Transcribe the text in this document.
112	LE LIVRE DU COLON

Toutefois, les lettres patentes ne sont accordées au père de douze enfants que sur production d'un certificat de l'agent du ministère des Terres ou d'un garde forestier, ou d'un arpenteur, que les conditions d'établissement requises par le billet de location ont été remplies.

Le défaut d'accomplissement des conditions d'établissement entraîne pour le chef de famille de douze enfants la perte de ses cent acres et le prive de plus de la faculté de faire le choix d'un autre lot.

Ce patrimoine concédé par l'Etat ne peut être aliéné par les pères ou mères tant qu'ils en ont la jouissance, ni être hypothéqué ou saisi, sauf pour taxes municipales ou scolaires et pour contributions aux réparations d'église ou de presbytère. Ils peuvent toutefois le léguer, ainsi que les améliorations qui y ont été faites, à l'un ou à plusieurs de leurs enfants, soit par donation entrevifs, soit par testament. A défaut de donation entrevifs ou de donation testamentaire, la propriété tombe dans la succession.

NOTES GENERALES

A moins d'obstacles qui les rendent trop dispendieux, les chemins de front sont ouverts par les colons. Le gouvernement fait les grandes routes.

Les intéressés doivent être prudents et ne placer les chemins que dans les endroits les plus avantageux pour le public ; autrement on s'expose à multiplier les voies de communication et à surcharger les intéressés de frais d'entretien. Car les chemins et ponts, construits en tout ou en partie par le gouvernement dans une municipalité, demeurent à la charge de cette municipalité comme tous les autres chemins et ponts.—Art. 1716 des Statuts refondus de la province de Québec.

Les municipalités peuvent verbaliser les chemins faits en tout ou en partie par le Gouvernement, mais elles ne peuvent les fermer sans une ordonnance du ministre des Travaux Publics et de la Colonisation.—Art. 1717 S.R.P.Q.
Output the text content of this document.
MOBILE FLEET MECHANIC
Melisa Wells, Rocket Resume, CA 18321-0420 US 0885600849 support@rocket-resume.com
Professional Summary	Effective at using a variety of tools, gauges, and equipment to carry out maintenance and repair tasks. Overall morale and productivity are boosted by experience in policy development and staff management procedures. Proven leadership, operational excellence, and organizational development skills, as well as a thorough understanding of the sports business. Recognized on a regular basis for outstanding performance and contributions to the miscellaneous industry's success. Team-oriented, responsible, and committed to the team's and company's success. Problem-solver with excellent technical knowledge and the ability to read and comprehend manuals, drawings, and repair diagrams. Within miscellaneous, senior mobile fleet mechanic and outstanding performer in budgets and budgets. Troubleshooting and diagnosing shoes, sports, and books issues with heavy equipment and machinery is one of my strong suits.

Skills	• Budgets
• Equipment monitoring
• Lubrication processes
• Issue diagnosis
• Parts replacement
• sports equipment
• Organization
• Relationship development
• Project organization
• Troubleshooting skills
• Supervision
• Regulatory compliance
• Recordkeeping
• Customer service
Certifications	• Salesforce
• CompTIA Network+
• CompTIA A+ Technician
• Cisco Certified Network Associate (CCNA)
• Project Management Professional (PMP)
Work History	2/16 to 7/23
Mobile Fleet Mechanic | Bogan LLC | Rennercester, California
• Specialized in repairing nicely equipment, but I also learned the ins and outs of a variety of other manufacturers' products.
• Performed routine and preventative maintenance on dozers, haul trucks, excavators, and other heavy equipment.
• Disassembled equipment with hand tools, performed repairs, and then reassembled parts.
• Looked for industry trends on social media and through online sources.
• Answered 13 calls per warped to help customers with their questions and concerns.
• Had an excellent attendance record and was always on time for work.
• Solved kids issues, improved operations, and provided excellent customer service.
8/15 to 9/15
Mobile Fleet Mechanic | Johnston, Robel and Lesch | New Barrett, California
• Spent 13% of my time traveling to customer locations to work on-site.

● ● ●

Your instructions. Consider the entries above and return each line with the string "this".

Solution to the problem.
Transcribe the text in this document.
Output the text content of this document.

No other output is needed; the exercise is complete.